What this task involves —
Transcribe the records in full, keeping every character as it is.

Records for the exercise —
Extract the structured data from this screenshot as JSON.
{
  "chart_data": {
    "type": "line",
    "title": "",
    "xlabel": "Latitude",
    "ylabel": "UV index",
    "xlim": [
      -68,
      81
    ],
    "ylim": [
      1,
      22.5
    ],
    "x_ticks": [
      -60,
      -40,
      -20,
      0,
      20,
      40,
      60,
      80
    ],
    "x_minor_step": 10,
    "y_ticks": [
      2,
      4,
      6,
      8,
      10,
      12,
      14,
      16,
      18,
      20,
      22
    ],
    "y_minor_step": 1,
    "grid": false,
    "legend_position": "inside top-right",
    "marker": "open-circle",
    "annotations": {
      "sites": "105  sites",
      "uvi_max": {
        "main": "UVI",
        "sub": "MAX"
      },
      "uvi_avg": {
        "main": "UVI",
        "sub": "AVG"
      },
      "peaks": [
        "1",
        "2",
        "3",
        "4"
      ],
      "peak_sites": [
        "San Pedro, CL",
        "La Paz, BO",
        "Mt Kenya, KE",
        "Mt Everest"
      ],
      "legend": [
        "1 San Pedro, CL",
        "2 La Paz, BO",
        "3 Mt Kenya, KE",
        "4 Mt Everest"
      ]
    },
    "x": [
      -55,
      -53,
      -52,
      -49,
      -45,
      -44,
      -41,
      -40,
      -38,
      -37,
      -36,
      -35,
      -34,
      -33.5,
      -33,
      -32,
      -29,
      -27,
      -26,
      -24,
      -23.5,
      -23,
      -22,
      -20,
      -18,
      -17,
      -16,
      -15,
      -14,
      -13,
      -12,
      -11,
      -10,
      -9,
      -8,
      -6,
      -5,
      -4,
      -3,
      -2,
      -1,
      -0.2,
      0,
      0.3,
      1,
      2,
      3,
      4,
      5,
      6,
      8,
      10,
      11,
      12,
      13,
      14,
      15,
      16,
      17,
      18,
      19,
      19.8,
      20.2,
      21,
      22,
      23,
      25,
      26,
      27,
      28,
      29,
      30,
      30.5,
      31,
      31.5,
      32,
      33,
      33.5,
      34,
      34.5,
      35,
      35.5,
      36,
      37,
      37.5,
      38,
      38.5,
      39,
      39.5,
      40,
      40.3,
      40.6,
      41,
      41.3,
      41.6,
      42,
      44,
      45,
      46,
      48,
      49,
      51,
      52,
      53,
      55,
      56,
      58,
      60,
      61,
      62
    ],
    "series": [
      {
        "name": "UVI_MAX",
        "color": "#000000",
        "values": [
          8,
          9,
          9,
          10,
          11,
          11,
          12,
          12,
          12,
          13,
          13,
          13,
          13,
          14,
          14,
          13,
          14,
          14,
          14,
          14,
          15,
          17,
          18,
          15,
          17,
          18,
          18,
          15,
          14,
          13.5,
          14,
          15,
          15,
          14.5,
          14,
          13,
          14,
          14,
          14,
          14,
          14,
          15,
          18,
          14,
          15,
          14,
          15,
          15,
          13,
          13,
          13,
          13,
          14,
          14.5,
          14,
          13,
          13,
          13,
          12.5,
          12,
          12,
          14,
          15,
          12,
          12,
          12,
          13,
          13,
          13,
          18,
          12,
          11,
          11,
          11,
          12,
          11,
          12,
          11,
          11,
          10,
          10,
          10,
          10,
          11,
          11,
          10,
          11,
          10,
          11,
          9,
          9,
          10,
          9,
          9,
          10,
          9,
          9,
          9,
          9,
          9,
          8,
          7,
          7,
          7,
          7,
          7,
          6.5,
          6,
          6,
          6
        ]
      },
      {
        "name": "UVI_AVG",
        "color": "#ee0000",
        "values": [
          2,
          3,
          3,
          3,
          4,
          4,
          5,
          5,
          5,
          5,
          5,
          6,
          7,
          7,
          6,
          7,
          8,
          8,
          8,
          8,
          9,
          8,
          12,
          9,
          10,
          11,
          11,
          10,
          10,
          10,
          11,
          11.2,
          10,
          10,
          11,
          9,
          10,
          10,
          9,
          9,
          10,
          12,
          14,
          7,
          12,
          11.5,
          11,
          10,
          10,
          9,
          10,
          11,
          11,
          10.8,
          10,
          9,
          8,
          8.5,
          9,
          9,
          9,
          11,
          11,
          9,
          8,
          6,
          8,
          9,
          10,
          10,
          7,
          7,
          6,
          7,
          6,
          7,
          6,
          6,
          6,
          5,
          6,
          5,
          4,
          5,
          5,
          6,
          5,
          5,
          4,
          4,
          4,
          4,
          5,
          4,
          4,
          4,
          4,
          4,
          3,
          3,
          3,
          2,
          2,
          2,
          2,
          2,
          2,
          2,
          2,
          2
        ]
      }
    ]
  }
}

Exercise result —
Extract the structured data from this screenshot as JSON.
{
  "chart_data": {
    "type": "line",
    "title": "",
    "xlabel": "Latitude",
    "ylabel": "UV index",
    "xlim": [
      -68,
      81
    ],
    "ylim": [
      1,
      22.5
    ],
    "x_ticks": [
      -60,
      -40,
      -20,
      0,
      20,
      40,
      60,
      80
    ],
    "x_minor_step": 10,
    "y_ticks": [
      2,
      4,
      6,
      8,
      10,
      12,
      14,
      16,
      18,
      20,
      22
    ],
    "y_minor_step": 1,
    "grid": false,
    "legend_position": "inside top-right",
    "marker": "open-circle",
    "annotations": {
      "sites": "105  sites",
      "uvi_max": {
        "main": "UVI",
        "sub": "MAX"
      },
      "uvi_avg": {
        "main": "UVI",
        "sub": "AVG"
      },
      "peaks": [
        "1",
        "2",
        "3",
        "4"
      ],
      "peak_sites": [
        "San Pedro, CL",
        "La Paz, BO",
        "Mt Kenya, KE",
        "Mt Everest"
      ],
      "legend": [
        "1 San Pedro, CL",
        "2 La Paz, BO",
        "3 Mt Kenya, KE",
        "4 Mt Everest"
      ]
    },
    "x": [
      -55,
      -53,
      -52,
      -49,
      -45,
      -44,
      -41,
      -40,
      -38,
      -37,
      -36,
      -35,
      -34,
      -33.5,
      -33,
      -32,
      -29,
      -27,
      -26,
      -24,
      -23.5,
      -23,
      -22,
      -20,
      -18,
      -17,
      -16,
      -15,
      -14,
      -13,
      -12,
      -11,
      -10,
      -9,
      -8,
      -6,
      -5,
      -4,
      -3,
      -2,
      -1,
      -0.2,
      0,
      0.3,
      1,
      2,
      3,
      4,
      5,
      6,
      8,
      10,
      11,
      12,
      13,
      14,
      15,
      16,
      17,
      18,
      19,
      19.8,
      20.2,
      21,
      22,
      23,
      25,
      26,
      27,
      28,
      29,
      30,
      30.5,
      31,
      31.5,
      32,
      33,
      33.5,
      34,
      34.5,
      35,
      35.5,
      36,
      37,
      37.5,
      38,
      38.5,
      39,
      39.5,
      40,
      40.3,
      40.6,
      41,
      41.3,
      41.6,
      42,
      44,
      45,
      46,
      48,
      49,
      51,
      52,
      53,
      55,
      56,
      58,
      60,
      61,
      62
    ],
    "series": [
      {
        "name": "UVI_MAX",
        "color": "#000000",
        "values": [
          8,
          9,
          9,
          10,
          11,
          11,
          12,
          12,
          12,
          13,
          13,
          13,
          13,
          14,
          14,
          13,
          14,
          14,
          14,
          14,
          15,
          17,
          18,
          15,
          17,
          18,
          18,
          15,
          14,
          13.5,
          14,
          15,
          15,
          14.5,
          14,
          13,
          14,
          14,
          14,
          14,
          14,
          15,
          18,
          14,
          15,
          14,
          15,
          15,
          13,
          13,
          13,
          13,
          14,
          14.5,
          14,
          13,
          13,
          13,
          12.5,
          12,
          12,
          14,
          15,
          12,
          12,
          12,
          13,
          13,
          13,
          18,
          12,
          11,
          11,
          11,
          12,
          11,
          12,
          11,
          11,
          10,
          10,
          10,
          10,
          11,
          11,
          10,
          11,
          10,
          11,
          9,
          9,
          10,
          9,
          9,
          10,
          9,
          9,
          9,
          9,
          9,
          8,
          7,
          7,
          7,
          7,
          7,
          6.5,
          6,
          6,
          6
        ]
      },
      {
        "name": "UVI_AVG",
        "color": "#ee0000",
        "values": [
          2,
          3,
          3,
          3,
          4,
          4,
          5,
          5,
          5,
          5,
          5,
          6,
          7,
          7,
          6,
          7,
          8,
          8,
          8,
          8,
          9,
          8,
          12,
          9,
          10,
          11,
          11,
          10,
          10,
          10,
          11,
          11.2,
          10,
          10,
          11,
          9,
          10,
          10,
          9,
          9,
          10,
          12,
          14,
          7,
          12,
          11.5,
          11,
          10,
          10,
          9,
          10,
          11,
          11,
          10.8,
          10,
          9,
          8,
          8.5,
          9,
          9,
          9,
          11,
          11,
          9,
          8,
          6,
          8,
          9,
          10,
          10,
          7,
          7,
          6,
          7,
          6,
          7,
          6,
          6,
          6,
          5,
          6,
          5,
          4,
          5,
          5,
          6,
          5,
          5,
          4,
          4,
          4,
          4,
          5,
          4,
          4,
          4,
          4,
          4,
          3,
          3,
          3,
          2,
          2,
          2,
          2,
          2,
          2,
          2,
          2,
          2
        ]
      }
    ]
  }
}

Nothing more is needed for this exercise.